▶ [TASK TO COMPLETE]:
Please restate the following records word for word.

▶ [DATASET EXTRACT]:
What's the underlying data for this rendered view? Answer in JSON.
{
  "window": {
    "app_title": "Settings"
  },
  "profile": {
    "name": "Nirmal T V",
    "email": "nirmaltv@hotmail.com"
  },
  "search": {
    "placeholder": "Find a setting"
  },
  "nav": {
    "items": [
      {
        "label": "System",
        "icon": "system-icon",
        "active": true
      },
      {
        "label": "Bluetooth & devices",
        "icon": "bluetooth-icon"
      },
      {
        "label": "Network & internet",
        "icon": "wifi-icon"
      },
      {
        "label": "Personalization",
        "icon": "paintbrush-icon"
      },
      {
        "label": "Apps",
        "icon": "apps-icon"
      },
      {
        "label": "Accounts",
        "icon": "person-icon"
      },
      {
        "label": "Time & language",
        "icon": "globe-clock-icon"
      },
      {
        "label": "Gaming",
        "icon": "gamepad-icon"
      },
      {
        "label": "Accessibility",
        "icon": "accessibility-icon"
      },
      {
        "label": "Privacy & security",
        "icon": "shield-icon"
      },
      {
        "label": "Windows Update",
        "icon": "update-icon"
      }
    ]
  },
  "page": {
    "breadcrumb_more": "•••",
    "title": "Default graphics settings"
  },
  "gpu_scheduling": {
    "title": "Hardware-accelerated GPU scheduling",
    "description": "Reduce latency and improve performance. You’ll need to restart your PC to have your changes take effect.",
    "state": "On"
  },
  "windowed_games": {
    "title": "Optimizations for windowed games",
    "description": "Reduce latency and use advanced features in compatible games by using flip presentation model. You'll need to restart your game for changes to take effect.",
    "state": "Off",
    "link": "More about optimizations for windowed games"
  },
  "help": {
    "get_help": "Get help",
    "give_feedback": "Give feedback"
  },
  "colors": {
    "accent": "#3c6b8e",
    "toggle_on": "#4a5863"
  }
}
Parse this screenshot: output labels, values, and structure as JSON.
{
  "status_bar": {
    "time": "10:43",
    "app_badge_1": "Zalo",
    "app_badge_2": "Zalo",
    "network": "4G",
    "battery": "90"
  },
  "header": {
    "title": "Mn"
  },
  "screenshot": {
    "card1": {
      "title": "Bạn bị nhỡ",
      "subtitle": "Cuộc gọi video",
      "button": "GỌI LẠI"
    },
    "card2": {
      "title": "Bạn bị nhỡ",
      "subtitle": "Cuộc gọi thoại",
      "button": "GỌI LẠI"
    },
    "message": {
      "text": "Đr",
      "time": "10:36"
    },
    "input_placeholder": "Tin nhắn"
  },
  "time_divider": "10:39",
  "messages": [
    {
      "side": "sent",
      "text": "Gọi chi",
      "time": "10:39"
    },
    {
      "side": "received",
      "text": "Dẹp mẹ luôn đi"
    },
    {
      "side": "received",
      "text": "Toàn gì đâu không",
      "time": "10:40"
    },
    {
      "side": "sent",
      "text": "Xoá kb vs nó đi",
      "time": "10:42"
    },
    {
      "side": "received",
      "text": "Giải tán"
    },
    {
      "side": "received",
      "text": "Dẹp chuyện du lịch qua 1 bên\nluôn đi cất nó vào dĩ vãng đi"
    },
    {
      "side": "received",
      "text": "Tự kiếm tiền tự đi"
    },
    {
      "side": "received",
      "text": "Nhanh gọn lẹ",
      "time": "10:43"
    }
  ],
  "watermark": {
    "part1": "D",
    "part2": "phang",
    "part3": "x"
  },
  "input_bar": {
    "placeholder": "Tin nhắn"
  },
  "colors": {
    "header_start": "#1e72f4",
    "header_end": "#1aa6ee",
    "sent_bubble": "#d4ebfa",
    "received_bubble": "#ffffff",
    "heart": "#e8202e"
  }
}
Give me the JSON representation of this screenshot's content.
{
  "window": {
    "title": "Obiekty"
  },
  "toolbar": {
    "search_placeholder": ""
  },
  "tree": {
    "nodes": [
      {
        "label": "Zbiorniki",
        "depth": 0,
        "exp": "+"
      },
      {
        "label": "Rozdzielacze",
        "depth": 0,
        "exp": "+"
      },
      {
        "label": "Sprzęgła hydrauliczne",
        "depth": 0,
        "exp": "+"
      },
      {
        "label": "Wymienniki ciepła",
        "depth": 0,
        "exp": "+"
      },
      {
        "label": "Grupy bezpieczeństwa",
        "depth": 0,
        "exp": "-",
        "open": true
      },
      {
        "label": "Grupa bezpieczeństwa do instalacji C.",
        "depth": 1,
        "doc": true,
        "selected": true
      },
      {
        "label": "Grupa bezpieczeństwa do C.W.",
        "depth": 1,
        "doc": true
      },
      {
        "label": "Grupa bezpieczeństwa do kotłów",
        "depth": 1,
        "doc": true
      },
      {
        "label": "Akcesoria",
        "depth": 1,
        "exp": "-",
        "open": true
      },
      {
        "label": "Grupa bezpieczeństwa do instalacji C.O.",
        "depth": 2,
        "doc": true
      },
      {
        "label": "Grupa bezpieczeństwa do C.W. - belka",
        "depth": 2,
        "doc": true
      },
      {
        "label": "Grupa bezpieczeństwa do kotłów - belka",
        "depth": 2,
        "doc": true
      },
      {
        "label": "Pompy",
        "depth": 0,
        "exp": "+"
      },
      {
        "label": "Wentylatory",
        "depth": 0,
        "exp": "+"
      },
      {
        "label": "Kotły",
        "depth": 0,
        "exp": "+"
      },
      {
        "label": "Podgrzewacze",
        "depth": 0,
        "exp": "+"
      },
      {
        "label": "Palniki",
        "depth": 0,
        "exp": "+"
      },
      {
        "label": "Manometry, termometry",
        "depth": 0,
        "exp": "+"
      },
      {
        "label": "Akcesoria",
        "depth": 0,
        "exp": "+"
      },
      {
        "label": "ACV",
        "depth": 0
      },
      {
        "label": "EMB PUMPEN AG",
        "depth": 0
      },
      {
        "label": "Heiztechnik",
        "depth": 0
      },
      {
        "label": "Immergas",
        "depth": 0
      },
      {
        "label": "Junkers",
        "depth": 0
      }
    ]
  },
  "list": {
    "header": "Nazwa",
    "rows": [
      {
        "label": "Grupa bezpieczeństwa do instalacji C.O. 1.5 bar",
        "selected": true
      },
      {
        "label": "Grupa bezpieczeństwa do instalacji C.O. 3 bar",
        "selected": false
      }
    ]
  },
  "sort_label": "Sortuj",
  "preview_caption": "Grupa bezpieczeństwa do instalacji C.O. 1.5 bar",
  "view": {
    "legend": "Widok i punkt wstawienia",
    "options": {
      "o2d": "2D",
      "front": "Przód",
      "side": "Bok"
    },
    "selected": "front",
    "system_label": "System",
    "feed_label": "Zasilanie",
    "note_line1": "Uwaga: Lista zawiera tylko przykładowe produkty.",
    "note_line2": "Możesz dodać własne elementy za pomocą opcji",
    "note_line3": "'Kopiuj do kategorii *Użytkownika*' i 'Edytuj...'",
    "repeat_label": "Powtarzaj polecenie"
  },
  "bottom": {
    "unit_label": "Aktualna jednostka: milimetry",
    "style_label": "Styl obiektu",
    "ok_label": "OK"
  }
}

▶ [ANSWER TO THE TASK]:
What's the underlying data for this rendered view? Answer in JSON.
{
  "window": {
    "app_title": "Settings"
  },
  "profile": {
    "name": "Nirmal T V",
    "email": "nirmaltv@hotmail.com"
  },
  "search": {
    "placeholder": "Find a setting"
  },
  "nav": {
    "items": [
      {
        "label": "System",
        "icon": "system-icon",
        "active": true
      },
      {
        "label": "Bluetooth & devices",
        "icon": "bluetooth-icon"
      },
      {
        "label": "Network & internet",
        "icon": "wifi-icon"
      },
      {
        "label": "Personalization",
        "icon": "paintbrush-icon"
      },
      {
        "label": "Apps",
        "icon": "apps-icon"
      },
      {
        "label": "Accounts",
        "icon": "person-icon"
      },
      {
        "label": "Time & language",
        "icon": "globe-clock-icon"
      },
      {
        "label": "Gaming",
        "icon": "gamepad-icon"
      },
      {
        "label": "Accessibility",
        "icon": "accessibility-icon"
      },
      {
        "label": "Privacy & security",
        "icon": "shield-icon"
      },
      {
        "label": "Windows Update",
        "icon": "update-icon"
      }
    ]
  },
  "page": {
    "breadcrumb_more": "•••",
    "title": "Default graphics settings"
  },
  "gpu_scheduling": {
    "title": "Hardware-accelerated GPU scheduling",
    "description": "Reduce latency and improve performance. You’ll need to restart your PC to have your changes take effect.",
    "state": "On"
  },
  "windowed_games": {
    "title": "Optimizations for windowed games",
    "description": "Reduce latency and use advanced features in compatible games by using flip presentation model. You'll need to restart your game for changes to take effect.",
    "state": "Off",
    "link": "More about optimizations for windowed games"
  },
  "help": {
    "get_help": "Get help",
    "give_feedback": "Give feedback"
  },
  "colors": {
    "accent": "#3c6b8e",
    "toggle_on": "#4a5863"
  }
}
Parse this screenshot: output labels, values, and structure as JSON.
{
  "status_bar": {
    "time": "10:43",
    "app_badge_1": "Zalo",
    "app_badge_2": "Zalo",
    "network": "4G",
    "battery": "90"
  },
  "header": {
    "title": "Mn"
  },
  "screenshot": {
    "card1": {
      "title": "Bạn bị nhỡ",
      "subtitle": "Cuộc gọi video",
      "button": "GỌI LẠI"
    },
    "card2": {
      "title": "Bạn bị nhỡ",
      "subtitle": "Cuộc gọi thoại",
      "button": "GỌI LẠI"
    },
    "message": {
      "text": "Đr",
      "time": "10:36"
    },
    "input_placeholder": "Tin nhắn"
  },
  "time_divider": "10:39",
  "messages": [
    {
      "side": "sent",
      "text": "Gọi chi",
      "time": "10:39"
    },
    {
      "side": "received",
      "text": "Dẹp mẹ luôn đi"
    },
    {
      "side": "received",
      "text": "Toàn gì đâu không",
      "time": "10:40"
    },
    {
      "side": "sent",
      "text": "Xoá kb vs nó đi",
      "time": "10:42"
    },
    {
      "side": "received",
      "text": "Giải tán"
    },
    {
      "side": "received",
      "text": "Dẹp chuyện du lịch qua 1 bên\nluôn đi cất nó vào dĩ vãng đi"
    },
    {
      "side": "received",
      "text": "Tự kiếm tiền tự đi"
    },
    {
      "side": "received",
      "text": "Nhanh gọn lẹ",
      "time": "10:43"
    }
  ],
  "watermark": {
    "part1": "D",
    "part2": "phang",
    "part3": "x"
  },
  "input_bar": {
    "placeholder": "Tin nhắn"
  },
  "colors": {
    "header_start": "#1e72f4",
    "header_end": "#1aa6ee",
    "sent_bubble": "#d4ebfa",
    "received_bubble": "#ffffff",
    "heart": "#e8202e"
  }
}
Give me the JSON representation of this screenshot's content.
{
  "window": {
    "title": "Obiekty"
  },
  "toolbar": {
    "search_placeholder": ""
  },
  "tree": {
    "nodes": [
      {
        "label": "Zbiorniki",
        "depth": 0,
        "exp": "+"
      },
      {
        "label": "Rozdzielacze",
        "depth": 0,
        "exp": "+"
      },
      {
        "label": "Sprzęgła hydrauliczne",
        "depth": 0,
        "exp": "+"
      },
      {
        "label": "Wymienniki ciepła",
        "depth": 0,
        "exp": "+"
      },
      {
        "label": "Grupy bezpieczeństwa",
        "depth": 0,
        "exp": "-",
        "open": true
      },
      {
        "label": "Grupa bezpieczeństwa do instalacji C.",
        "depth": 1,
        "doc": true,
        "selected": true
      },
      {
        "label": "Grupa bezpieczeństwa do C.W.",
        "depth": 1,
        "doc": true
      },
      {
        "label": "Grupa bezpieczeństwa do kotłów",
        "depth": 1,
        "doc": true
      },
      {
        "label": "Akcesoria",
        "depth": 1,
        "exp": "-",
        "open": true
      },
      {
        "label": "Grupa bezpieczeństwa do instalacji C.O.",
        "depth": 2,
        "doc": true
      },
      {
        "label": "Grupa bezpieczeństwa do C.W. - belka",
        "depth": 2,
        "doc": true
      },
      {
        "label": "Grupa bezpieczeństwa do kotłów - belka",
        "depth": 2,
        "doc": true
      },
      {
        "label": "Pompy",
        "depth": 0,
        "exp": "+"
      },
      {
        "label": "Wentylatory",
        "depth": 0,
        "exp": "+"
      },
      {
        "label": "Kotły",
        "depth": 0,
        "exp": "+"
      },
      {
        "label": "Podgrzewacze",
        "depth": 0,
        "exp": "+"
      },
      {
        "label": "Palniki",
        "depth": 0,
        "exp": "+"
      },
      {
        "label": "Manometry, termometry",
        "depth": 0,
        "exp": "+"
      },
      {
        "label": "Akcesoria",
        "depth": 0,
        "exp": "+"
      },
      {
        "label": "ACV",
        "depth": 0
      },
      {
        "label": "EMB PUMPEN AG",
        "depth": 0
      },
      {
        "label": "Heiztechnik",
        "depth": 0
      },
      {
        "label": "Immergas",
        "depth": 0
      },
      {
        "label": "Junkers",
        "depth": 0
      }
    ]
  },
  "list": {
    "header": "Nazwa",
    "rows": [
      {
        "label": "Grupa bezpieczeństwa do instalacji C.O. 1.5 bar",
        "selected": true
      },
      {
        "label": "Grupa bezpieczeństwa do instalacji C.O. 3 bar",
        "selected": false
      }
    ]
  },
  "sort_label": "Sortuj",
  "preview_caption": "Grupa bezpieczeństwa do instalacji C.O. 1.5 bar",
  "view": {
    "legend": "Widok i punkt wstawienia",
    "options": {
      "o2d": "2D",
      "front": "Przód",
      "side": "Bok"
    },
    "selected": "front",
    "system_label": "System",
    "feed_label": "Zasilanie",
    "note_line1": "Uwaga: Lista zawiera tylko przykładowe produkty.",
    "note_line2": "Możesz dodać własne elementy za pomocą opcji",
    "note_line3": "'Kopiuj do kategorii *Użytkownika*' i 'Edytuj...'",
    "repeat_label": "Powtarzaj polecenie"
  },
  "bottom": {
    "unit_label": "Aktualna jednostka: milimetry",
    "style_label": "Styl obiektu",
    "ok_label": "OK"
  }
}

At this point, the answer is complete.